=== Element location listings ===

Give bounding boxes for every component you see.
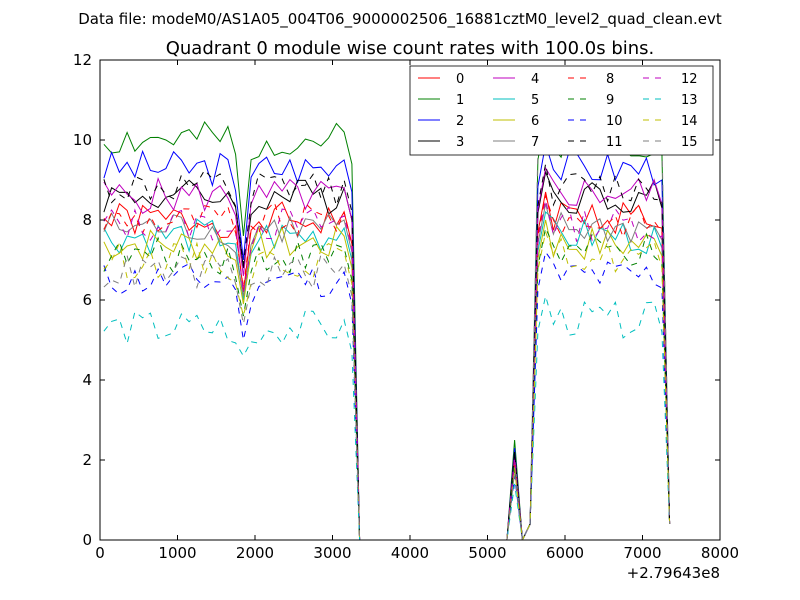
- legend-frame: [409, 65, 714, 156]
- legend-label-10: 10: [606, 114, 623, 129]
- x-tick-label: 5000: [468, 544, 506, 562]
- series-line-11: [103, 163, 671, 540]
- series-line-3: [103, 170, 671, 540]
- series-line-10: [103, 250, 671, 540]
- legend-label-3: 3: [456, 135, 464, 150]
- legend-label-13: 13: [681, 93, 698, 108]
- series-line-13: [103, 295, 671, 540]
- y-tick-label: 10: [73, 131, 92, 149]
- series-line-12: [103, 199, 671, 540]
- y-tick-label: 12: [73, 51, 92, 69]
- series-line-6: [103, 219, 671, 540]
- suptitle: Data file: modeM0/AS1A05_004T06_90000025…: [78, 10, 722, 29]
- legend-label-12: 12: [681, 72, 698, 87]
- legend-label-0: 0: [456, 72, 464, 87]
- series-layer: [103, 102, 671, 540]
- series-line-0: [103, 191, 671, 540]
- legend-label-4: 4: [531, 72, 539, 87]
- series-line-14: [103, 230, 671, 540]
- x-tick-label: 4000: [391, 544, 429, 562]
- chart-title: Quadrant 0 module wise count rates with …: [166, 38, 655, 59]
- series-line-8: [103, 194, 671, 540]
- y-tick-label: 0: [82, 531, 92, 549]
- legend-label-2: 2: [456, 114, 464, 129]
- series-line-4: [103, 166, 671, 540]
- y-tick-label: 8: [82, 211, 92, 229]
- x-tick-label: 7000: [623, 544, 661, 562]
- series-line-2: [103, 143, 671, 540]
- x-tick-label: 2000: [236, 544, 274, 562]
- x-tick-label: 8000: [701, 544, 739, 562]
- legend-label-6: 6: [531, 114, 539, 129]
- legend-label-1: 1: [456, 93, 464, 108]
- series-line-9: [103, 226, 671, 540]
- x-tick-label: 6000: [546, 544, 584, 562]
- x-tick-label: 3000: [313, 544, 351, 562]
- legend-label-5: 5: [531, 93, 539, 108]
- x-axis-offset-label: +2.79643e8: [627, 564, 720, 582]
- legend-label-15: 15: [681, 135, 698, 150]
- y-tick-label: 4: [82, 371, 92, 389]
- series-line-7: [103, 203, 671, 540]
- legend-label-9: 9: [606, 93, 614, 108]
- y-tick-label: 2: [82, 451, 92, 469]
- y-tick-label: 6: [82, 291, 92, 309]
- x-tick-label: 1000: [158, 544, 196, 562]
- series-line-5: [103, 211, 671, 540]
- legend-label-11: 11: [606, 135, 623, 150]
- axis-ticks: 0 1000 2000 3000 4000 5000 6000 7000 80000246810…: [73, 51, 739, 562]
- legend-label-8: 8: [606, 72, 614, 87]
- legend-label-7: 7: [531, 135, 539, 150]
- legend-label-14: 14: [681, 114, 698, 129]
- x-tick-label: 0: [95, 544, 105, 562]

=== Your objective ===
Convert the data above into a JSON list of strings, one string per line, skipping blank lines. Leave the pictures out of the answer.

=== Output for this exercise ===
[
  "Give bounding boxes for every component you see.",
  "- legend-frame: [409, 65, 714, 156]",
  "- legend-label-10: 10: [606, 114, 623, 129]",
  "- x-tick-label: 5000: [468, 544, 506, 562]",
  "- series-line-11: [103, 163, 671, 540]",
  "- series-line-3: [103, 170, 671, 540]",
  "- series-line-10: [103, 250, 671, 540]",
  "- legend-label-3: 3: [456, 135, 464, 150]",
  "- legend-label-13: 13: [681, 93, 698, 108]",
  "- series-line-13: [103, 295, 671, 540]",
  "- y-tick-label: 10: [73, 131, 92, 149]",
  "- series-line-12: [103, 199, 671, 540]",
  "- y-tick-label: 12: [73, 51, 92, 69]",
  "- series-line-6: [103, 219, 671, 540]",
  "- suptitle: Data file: modeM0/AS1A05_004T06_90000025…: [78, 10, 722, 29]",
  "- legend-label-12: 12: [681, 72, 698, 87]",
  "- legend-label-0: 0: [456, 72, 464, 87]",
  "- series-layer: [103, 102, 671, 540]",
  "- series-line-0: [103, 191, 671, 540]",
  "- legend-label-4: 4: [531, 72, 539, 87]",
  "- series-line-14: [103, 230, 671, 540]",
  "- x-tick-label: 4000: [391, 544, 429, 562]",
  "- chart-title: Quadrant 0 module wise count rates with …: [166, 38, 655, 59]",
  "- series-line-8: [103, 194, 671, 540]",
  "- y-tick-label: 0: [82, 531, 92, 549]",
  "- legend-label-2: 2: [456, 114, 464, 129]",
  "- series-line-4: [103, 166, 671, 540]",
  "- y-tick-label: 8: [82, 211, 92, 229]",
  "- x-tick-label: 7000: [623, 544, 661, 562]",
  "- series-line-2: [103, 143, 671, 540]",
  "- x-tick-label: 2000: [236, 544, 274, 562]",
  "- x-tick-label: 8000: [701, 544, 739, 562]",
  "- legend-label-6: 6: [531, 114, 539, 129]",
  "- legend-label-1: 1: [456, 93, 464, 108]",
  "- series-line-9: [103, 226, 671, 540]",
  "- x-tick-label: 6000: [546, 544, 584, 562]",
  "- x-tick-label: 3000: [313, 544, 351, 562]",
  "- legend-label-5: 5: [531, 93, 539, 108]",
  "- x-axis-offset-label: +2.79643e8: [627, 564, 720, 582]",
  "- legend-label-15: 15: [681, 135, 698, 150]",
  "- y-tick-label: 4: [82, 371, 92, 389]",
  "- series-line-7: [103, 203, 671, 540]",
  "- legend-label-9: 9: [606, 93, 614, 108]",
  "- y-tick-label: 2: [82, 451, 92, 469]",
  "- y-tick-label: 6: [82, 291, 92, 309]",
  "- x-tick-label: 1000: [158, 544, 196, 562]",
  "- series-line-5: [103, 211, 671, 540]",
  "- legend-label-11: 11: [606, 135, 623, 150]",
  "- axis-ticks: 0 1000 2000 3000 4000 5000 6000 7000 80000246810…: [73, 51, 739, 562]",
  "- legend-label-8: 8: [606, 72, 614, 87]",
  "- legend-label-7: 7: [531, 135, 539, 150]",
  "- legend-label-14: 14: [681, 114, 698, 129]",
  "- x-tick-label: 0: [95, 544, 105, 562]"
]